● Written task: Copy every line that contains the string "లకచర" from the entries below.

● Data for this exercise:
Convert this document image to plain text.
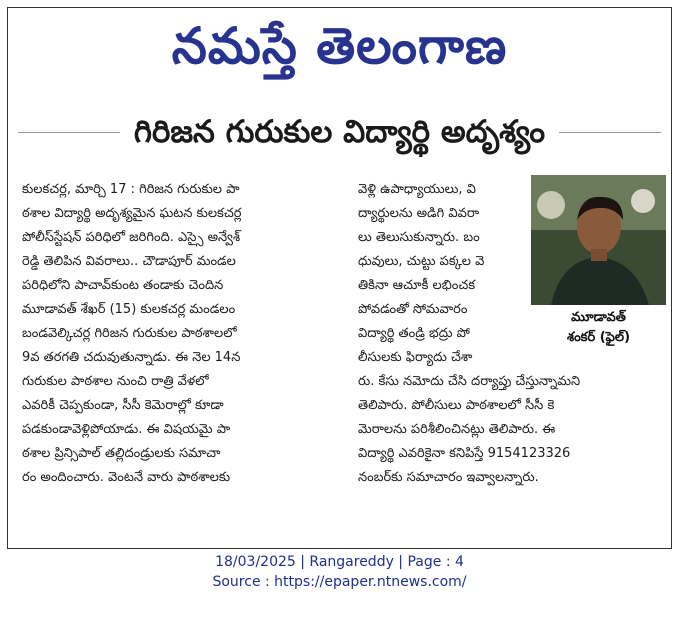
నమస్తే తెలంగాణ
గిరిజన గురుకుల విద్యార్థి అదృశ్యం
కులకచర్ల, మార్చి 17 : గిరిజన గురుకుల పా
ఠశాల విద్యార్థి అదృశ్యమైన ఘటన కులకచర్ల
పోలీస్‌స్టేషన్ పరిధిలో జరిగింది. ఎస్సై అన్వేశ్
రెడ్డి తెలిపిన వివరాలు.. చౌడాపూర్ మండల
పరిధిలోని పాచావ్‌కుంట తండాకు చెందిన
మూడావత్ శేఖర్ (15) కులకచర్ల మండలం
బండవెల్కిచర్ల గిరిజన గురుకుల పాఠశాలలో
9వ తరగతి చదువుతున్నాడు. ఈ నెల 14న
గురుకుల పాఠశాల నుంచి రాత్రి వేళలో
ఎవరికీ చెప్పకుండా, సీసీ కెమెరాల్లో కూడా
పడకుండావెళ్లిపోయాడు. ఈ విషయమై పా
ఠశాల ప్రిన్సిపాల్ తల్లిదండ్రులకు సమాచా
రం అందించారు. వెంటనే వారు పాఠశాలకు
వెళ్లి ఉపాధ్యాయులు, వి
ద్యార్థులను అడిగి వివరా
లు తెలుసుకున్నారు. బం
ధువులు, చుట్టు పక్కల వె
తికినా ఆచూకీ లభించక
పోవడంతో సోమవారం
విద్యార్థి తండ్రి భద్రు పో
లీసులకు ఫిర్యాదు చేశా
రు. కేసు నమోదు చేసి దర్యాప్తు చేస్తున్నామని
తెలిపారు. పోలీసులు పాఠశాలలో సీసీ కె
మెరాలను పరిశీలించినట్లు తెలిపారు. ఈ
విద్యార్థి ఎవరికైనా కనిపిస్తే 9154123326
నంబర్‌కు సమాచారం ఇవ్వాలన్నారు.
మూడావత్
శంకర్ (ఫైల్)
18/03/2025 | Rangareddy | Page : 4
Source : https://epaper.ntnews.com/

● Answer to the problem:
కులకచర్ల, మార్చి 17 : గిరిజన గురుకుల పా
ఠశాల విద్యార్థి అదృశ్యమైన ఘటన కులకచర్ల
మూడావత్ శేఖర్ (15) కులకచర్ల మండలం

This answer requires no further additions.